----- Stored rows -----
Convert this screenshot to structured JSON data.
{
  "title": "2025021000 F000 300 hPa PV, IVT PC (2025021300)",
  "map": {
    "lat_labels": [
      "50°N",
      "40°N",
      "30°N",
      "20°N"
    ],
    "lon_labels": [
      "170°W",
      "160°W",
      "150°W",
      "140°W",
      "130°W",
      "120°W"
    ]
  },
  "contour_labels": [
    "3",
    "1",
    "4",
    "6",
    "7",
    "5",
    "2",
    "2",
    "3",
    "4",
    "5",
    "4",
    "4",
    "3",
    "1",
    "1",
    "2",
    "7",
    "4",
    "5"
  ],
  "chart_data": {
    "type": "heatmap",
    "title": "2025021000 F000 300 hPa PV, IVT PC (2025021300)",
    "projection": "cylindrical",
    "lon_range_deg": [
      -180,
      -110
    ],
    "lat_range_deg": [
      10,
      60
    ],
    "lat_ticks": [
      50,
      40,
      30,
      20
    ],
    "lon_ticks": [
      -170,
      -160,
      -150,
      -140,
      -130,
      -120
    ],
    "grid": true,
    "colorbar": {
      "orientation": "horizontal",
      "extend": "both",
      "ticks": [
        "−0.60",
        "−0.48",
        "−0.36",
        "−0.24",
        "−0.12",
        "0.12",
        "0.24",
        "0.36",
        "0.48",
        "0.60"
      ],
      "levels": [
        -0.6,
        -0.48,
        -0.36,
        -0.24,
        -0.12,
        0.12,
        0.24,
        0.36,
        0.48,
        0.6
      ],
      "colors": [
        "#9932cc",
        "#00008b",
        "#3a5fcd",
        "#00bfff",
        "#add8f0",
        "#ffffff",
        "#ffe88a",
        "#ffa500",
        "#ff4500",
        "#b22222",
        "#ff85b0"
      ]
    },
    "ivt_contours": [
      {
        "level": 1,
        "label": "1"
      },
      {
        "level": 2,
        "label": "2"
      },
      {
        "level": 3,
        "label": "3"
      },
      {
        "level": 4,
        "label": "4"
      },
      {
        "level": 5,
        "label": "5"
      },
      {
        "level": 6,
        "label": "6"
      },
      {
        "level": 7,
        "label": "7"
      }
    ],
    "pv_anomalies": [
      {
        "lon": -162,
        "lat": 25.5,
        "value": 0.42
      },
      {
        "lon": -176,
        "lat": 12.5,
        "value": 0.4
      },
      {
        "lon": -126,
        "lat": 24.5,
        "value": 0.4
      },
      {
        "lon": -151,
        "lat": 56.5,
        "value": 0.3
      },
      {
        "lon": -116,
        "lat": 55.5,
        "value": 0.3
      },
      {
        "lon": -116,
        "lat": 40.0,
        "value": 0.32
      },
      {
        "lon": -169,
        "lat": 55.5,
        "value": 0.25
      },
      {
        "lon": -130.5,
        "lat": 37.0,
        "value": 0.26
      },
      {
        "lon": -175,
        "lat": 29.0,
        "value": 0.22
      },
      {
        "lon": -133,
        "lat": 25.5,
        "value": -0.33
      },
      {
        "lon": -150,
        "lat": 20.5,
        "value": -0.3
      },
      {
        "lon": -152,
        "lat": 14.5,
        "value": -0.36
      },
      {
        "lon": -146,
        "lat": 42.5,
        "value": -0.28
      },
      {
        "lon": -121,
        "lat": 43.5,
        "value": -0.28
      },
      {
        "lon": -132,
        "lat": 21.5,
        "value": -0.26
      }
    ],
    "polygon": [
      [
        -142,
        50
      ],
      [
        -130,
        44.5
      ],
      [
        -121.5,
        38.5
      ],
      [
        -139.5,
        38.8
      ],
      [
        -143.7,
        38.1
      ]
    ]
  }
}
-----
----- Stored rows -----
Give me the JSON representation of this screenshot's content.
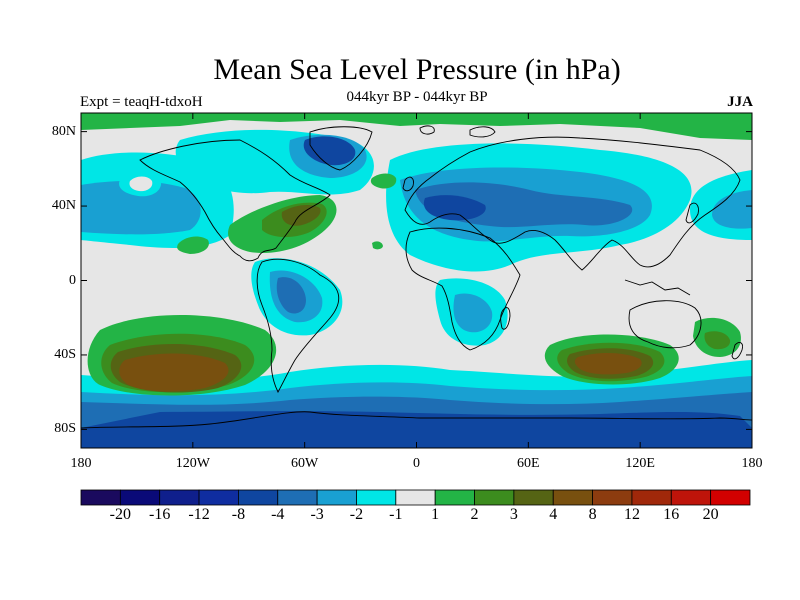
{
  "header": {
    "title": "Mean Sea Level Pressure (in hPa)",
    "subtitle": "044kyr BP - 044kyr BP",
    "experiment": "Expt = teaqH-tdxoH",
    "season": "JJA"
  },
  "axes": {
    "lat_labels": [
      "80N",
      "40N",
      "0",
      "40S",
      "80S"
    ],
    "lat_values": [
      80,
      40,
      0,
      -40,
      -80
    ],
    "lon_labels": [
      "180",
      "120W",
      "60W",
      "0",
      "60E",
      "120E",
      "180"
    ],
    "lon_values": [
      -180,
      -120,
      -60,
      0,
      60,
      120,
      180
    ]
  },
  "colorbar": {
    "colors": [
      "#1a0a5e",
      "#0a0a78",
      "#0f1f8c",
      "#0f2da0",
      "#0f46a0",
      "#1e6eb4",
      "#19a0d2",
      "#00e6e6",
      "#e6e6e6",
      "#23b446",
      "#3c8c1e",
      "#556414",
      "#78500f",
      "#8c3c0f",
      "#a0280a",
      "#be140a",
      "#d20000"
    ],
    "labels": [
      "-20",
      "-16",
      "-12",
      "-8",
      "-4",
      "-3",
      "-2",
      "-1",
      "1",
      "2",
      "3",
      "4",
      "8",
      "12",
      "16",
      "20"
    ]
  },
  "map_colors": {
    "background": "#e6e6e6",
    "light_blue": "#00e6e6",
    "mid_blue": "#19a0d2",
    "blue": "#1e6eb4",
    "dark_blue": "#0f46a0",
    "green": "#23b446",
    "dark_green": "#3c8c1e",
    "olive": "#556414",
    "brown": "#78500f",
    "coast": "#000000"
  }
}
-----
> Instructions to follow: Looking at the listing above, count the lines that contain "JSON" and give nothing but the number.

> Reply to the exercise: 2